◆ **Stated exercise**: All entries should be output exactly as they stand.

>> Start Stored data

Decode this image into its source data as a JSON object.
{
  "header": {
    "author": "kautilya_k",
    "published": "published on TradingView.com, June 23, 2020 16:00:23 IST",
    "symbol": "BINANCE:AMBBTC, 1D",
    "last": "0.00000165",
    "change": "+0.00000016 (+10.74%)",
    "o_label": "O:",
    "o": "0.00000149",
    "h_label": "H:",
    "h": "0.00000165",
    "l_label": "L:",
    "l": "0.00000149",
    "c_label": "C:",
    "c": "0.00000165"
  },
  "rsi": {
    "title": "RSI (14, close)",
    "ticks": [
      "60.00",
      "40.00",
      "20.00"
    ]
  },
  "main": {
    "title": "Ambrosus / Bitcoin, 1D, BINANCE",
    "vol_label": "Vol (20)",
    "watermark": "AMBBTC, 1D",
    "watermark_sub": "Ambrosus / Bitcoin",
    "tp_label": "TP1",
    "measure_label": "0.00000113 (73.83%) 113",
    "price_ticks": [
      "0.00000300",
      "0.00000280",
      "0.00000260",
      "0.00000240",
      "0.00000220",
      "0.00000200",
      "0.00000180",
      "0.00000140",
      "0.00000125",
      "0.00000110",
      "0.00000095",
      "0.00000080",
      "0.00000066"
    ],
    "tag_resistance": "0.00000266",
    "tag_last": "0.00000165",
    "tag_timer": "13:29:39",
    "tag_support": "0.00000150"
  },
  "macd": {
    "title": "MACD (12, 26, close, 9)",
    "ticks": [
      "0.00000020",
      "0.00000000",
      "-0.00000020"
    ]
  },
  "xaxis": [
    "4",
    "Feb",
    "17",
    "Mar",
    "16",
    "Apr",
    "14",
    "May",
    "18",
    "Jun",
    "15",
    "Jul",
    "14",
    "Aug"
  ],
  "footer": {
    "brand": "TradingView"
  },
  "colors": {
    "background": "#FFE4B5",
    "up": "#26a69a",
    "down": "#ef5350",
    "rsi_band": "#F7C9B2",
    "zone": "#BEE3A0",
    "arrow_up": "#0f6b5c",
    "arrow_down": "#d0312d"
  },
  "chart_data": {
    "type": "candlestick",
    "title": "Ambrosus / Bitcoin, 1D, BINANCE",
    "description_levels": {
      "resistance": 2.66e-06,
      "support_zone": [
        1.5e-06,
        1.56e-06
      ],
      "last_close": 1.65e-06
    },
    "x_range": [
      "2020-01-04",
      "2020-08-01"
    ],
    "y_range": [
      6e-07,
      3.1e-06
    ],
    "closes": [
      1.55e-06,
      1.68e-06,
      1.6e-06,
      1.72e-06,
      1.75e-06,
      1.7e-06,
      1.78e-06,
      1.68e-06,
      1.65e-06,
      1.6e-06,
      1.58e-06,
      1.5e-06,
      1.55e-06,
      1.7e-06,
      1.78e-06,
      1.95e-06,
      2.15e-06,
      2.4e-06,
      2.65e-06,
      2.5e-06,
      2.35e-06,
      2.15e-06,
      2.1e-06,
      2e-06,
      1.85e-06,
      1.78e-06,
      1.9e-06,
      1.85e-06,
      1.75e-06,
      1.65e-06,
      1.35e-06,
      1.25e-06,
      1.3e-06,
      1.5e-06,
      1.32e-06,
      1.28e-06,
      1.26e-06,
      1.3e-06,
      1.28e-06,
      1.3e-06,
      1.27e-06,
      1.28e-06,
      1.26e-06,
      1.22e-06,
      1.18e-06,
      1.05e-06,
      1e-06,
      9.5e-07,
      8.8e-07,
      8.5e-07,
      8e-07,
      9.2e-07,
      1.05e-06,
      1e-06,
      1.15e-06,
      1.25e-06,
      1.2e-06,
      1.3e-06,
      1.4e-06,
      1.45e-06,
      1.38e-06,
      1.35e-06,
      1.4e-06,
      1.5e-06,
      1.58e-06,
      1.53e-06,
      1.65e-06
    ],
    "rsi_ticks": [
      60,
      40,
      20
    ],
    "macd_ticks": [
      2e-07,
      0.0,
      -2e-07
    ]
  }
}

>> End Stored data

◆ **Expected answer**:
Decode this image into its source data as a JSON object.
{
  "header": {
    "author": "kautilya_k",
    "published": "published on TradingView.com, June 23, 2020 16:00:23 IST",
    "symbol": "BINANCE:AMBBTC, 1D",
    "last": "0.00000165",
    "change": "+0.00000016 (+10.74%)",
    "o_label": "O:",
    "o": "0.00000149",
    "h_label": "H:",
    "h": "0.00000165",
    "l_label": "L:",
    "l": "0.00000149",
    "c_label": "C:",
    "c": "0.00000165"
  },
  "rsi": {
    "title": "RSI (14, close)",
    "ticks": [
      "60.00",
      "40.00",
      "20.00"
    ]
  },
  "main": {
    "title": "Ambrosus / Bitcoin, 1D, BINANCE",
    "vol_label": "Vol (20)",
    "watermark": "AMBBTC, 1D",
    "watermark_sub": "Ambrosus / Bitcoin",
    "tp_label": "TP1",
    "measure_label": "0.00000113 (73.83%) 113",
    "price_ticks": [
      "0.00000300",
      "0.00000280",
      "0.00000260",
      "0.00000240",
      "0.00000220",
      "0.00000200",
      "0.00000180",
      "0.00000140",
      "0.00000125",
      "0.00000110",
      "0.00000095",
      "0.00000080",
      "0.00000066"
    ],
    "tag_resistance": "0.00000266",
    "tag_last": "0.00000165",
    "tag_timer": "13:29:39",
    "tag_support": "0.00000150"
  },
  "macd": {
    "title": "MACD (12, 26, close, 9)",
    "ticks": [
      "0.00000020",
      "0.00000000",
      "-0.00000020"
    ]
  },
  "xaxis": [
    "4",
    "Feb",
    "17",
    "Mar",
    "16",
    "Apr",
    "14",
    "May",
    "18",
    "Jun",
    "15",
    "Jul",
    "14",
    "Aug"
  ],
  "footer": {
    "brand": "TradingView"
  },
  "colors": {
    "background": "#FFE4B5",
    "up": "#26a69a",
    "down": "#ef5350",
    "rsi_band": "#F7C9B2",
    "zone": "#BEE3A0",
    "arrow_up": "#0f6b5c",
    "arrow_down": "#d0312d"
  },
  "chart_data": {
    "type": "candlestick",
    "title": "Ambrosus / Bitcoin, 1D, BINANCE",
    "description_levels": {
      "resistance": 2.66e-06,
      "support_zone": [
        1.5e-06,
        1.56e-06
      ],
      "last_close": 1.65e-06
    },
    "x_range": [
      "2020-01-04",
      "2020-08-01"
    ],
    "y_range": [
      6e-07,
      3.1e-06
    ],
    "closes": [
      1.55e-06,
      1.68e-06,
      1.6e-06,
      1.72e-06,
      1.75e-06,
      1.7e-06,
      1.78e-06,
      1.68e-06,
      1.65e-06,
      1.6e-06,
      1.58e-06,
      1.5e-06,
      1.55e-06,
      1.7e-06,
      1.78e-06,
      1.95e-06,
      2.15e-06,
      2.4e-06,
      2.65e-06,
      2.5e-06,
      2.35e-06,
      2.15e-06,
      2.1e-06,
      2e-06,
      1.85e-06,
      1.78e-06,
      1.9e-06,
      1.85e-06,
      1.75e-06,
      1.65e-06,
      1.35e-06,
      1.25e-06,
      1.3e-06,
      1.5e-06,
      1.32e-06,
      1.28e-06,
      1.26e-06,
      1.3e-06,
      1.28e-06,
      1.3e-06,
      1.27e-06,
      1.28e-06,
      1.26e-06,
      1.22e-06,
      1.18e-06,
      1.05e-06,
      1e-06,
      9.5e-07,
      8.8e-07,
      8.5e-07,
      8e-07,
      9.2e-07,
      1.05e-06,
      1e-06,
      1.15e-06,
      1.25e-06,
      1.2e-06,
      1.3e-06,
      1.4e-06,
      1.45e-06,
      1.38e-06,
      1.35e-06,
      1.4e-06,
      1.5e-06,
      1.58e-06,
      1.53e-06,
      1.65e-06
    ],
    "rsi_ticks": [
      60,
      40,
      20
    ],
    "macd_ticks": [
      2e-07,
      0.0,
      -2e-07
    ]
  }
}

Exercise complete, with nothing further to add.